*Exercise aim*.
Send each entry back exactly as given, pictures excluded.

*Saved entries*.
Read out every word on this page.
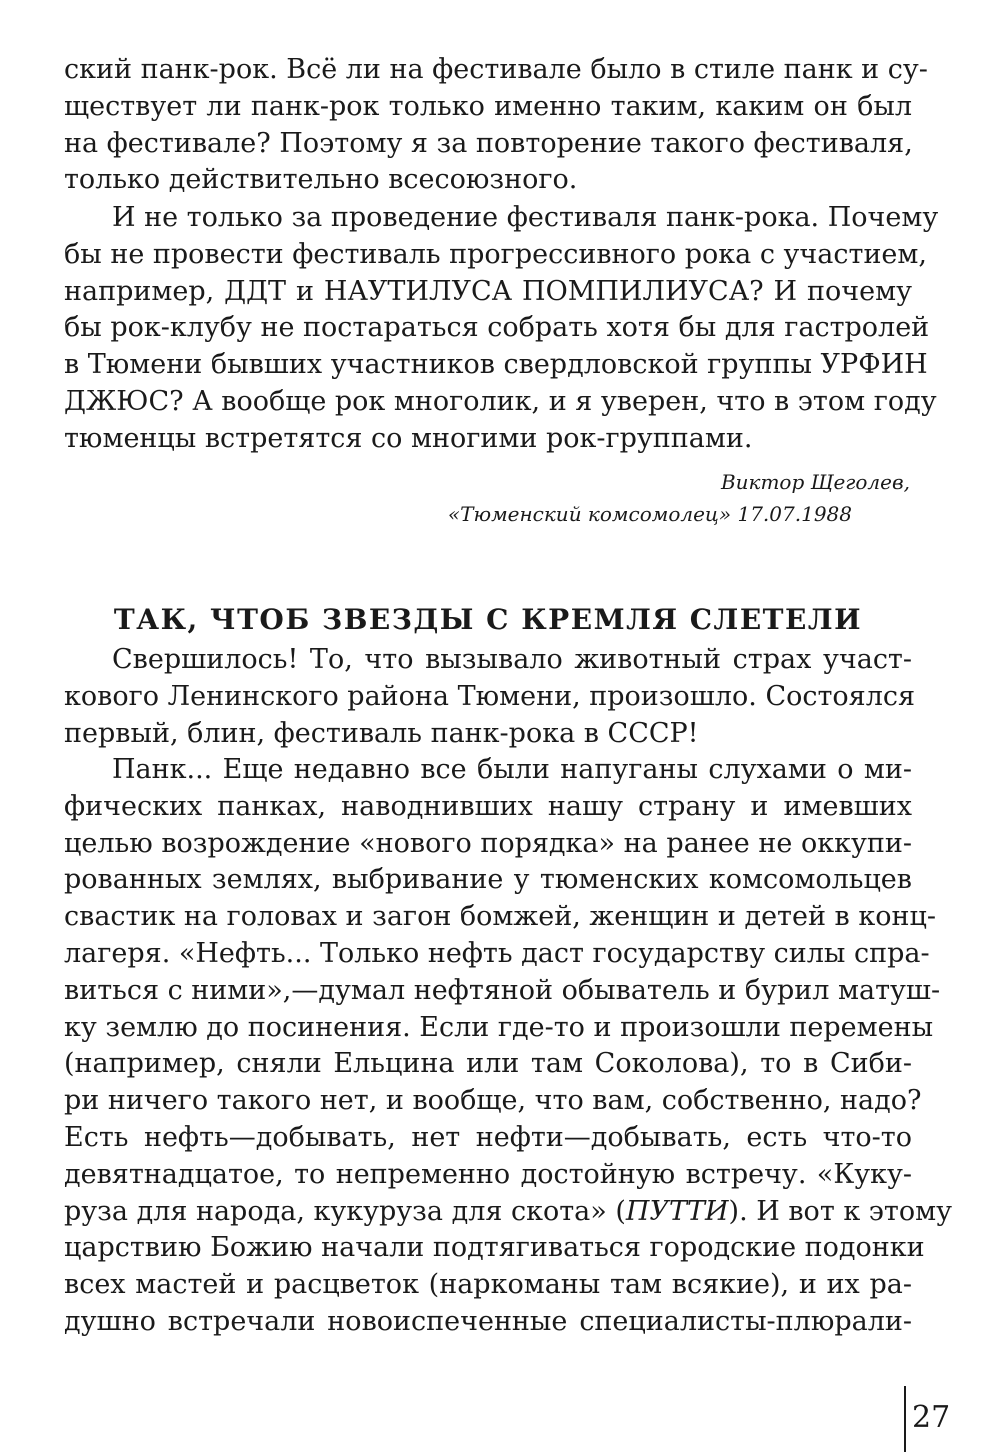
ский панк-рок. Всё ли на фестивале было в стиле панк и су-
ществует ли панк-рок только именно таким, каким он был
на фестивале? Поэтому я за повторение такого фестиваля,
только действительно всесоюзного.
И не только за проведение фестиваля панк-рока. Почему
бы не провести фестиваль прогрессивного рока с участием,
например, ДДТ и НАУТИЛУСА ПОМПИЛИУСА? И почему
бы рок-клубу не постараться собрать хотя бы для гастролей
в Тюмени бывших участников свердловской группы УРФИН
ДЖЮС? А вообще рок многолик, и я уверен, что в этом году
тюменцы встретятся со многими рок-группами.
Виктор Щеголев,
«Тюменский комсомолец» 17.07.1988
ТАК, ЧТОБ ЗВЕЗДЫ С КРЕМЛЯ СЛЕТЕЛИ
Свершилось! То, что вызывало животный страх участ-
кового Ленинского района Тюмени, произошло. Состоялся
первый, блин, фестиваль панк-рока в СССР!
Панк... Еще недавно все были напуганы слухами о ми-
фических панках, наводнивших нашу страну и имевших
целью возрождение «нового порядка» на ранее не оккупи-
рованных землях, выбривание у тюменских комсомольцев
свастик на головах и загон бомжей, женщин и детей в конц-
лагеря. «Нефть... Только нефть даст государству силы спра-
виться с ними»,—думал нефтяной обыватель и бурил матуш-
ку землю до посинения. Если где-то и произошли перемены
(например, сняли Ельцина или там Соколова), то в Сиби-
ри ничего такого нет, и вообще, что вам, собственно, надо?
Есть нефть—добывать, нет нефти—добывать, есть что-то
девятнадцатое, то непременно достойную встречу. «Куку-
руза для народа, кукуруза для скота» (ПУТТИ). И вот к этому
царствию Божию начали подтягиваться городские подонки
всех мастей и расцветок (наркоманы там всякие), и их ра-
душно встречали новоиспеченные специалисты-плюрали-
27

*Final result*.
Read out every word on this page.
ский панк-рок. Всё ли на фестивале было в стиле панк и су-
ществует ли панк-рок только именно таким, каким он был
на фестивале? Поэтому я за повторение такого фестиваля,
только действительно всесоюзного.
И не только за проведение фестиваля панк-рока. Почему
бы не провести фестиваль прогрессивного рока с участием,
например, ДДТ и НАУТИЛУСА ПОМПИЛИУСА? И почему
бы рок-клубу не постараться собрать хотя бы для гастролей
в Тюмени бывших участников свердловской группы УРФИН
ДЖЮС? А вообще рок многолик, и я уверен, что в этом году
тюменцы встретятся со многими рок-группами.
Виктор Щеголев,
«Тюменский комсомолец» 17.07.1988
ТАК, ЧТОБ ЗВЕЗДЫ С КРЕМЛЯ СЛЕТЕЛИ
Свершилось! То, что вызывало животный страх участ-
кового Ленинского района Тюмени, произошло. Состоялся
первый, блин, фестиваль панк-рока в СССР!
Панк... Еще недавно все были напуганы слухами о ми-
фических панках, наводнивших нашу страну и имевших
целью возрождение «нового порядка» на ранее не оккупи-
рованных землях, выбривание у тюменских комсомольцев
свастик на головах и загон бомжей, женщин и детей в конц-
лагеря. «Нефть... Только нефть даст государству силы спра-
виться с ними»,—думал нефтяной обыватель и бурил матуш-
ку землю до посинения. Если где-то и произошли перемены
(например, сняли Ельцина или там Соколова), то в Сиби-
ри ничего такого нет, и вообще, что вам, собственно, надо?
Есть нефть—добывать, нет нефти—добывать, есть что-то
девятнадцатое, то непременно достойную встречу. «Куку-
руза для народа, кукуруза для скота» (ПУТТИ). И вот к этому
царствию Божию начали подтягиваться городские подонки
всех мастей и расцветок (наркоманы там всякие), и их ра-
душно встречали новоиспеченные специалисты-плюрали-
27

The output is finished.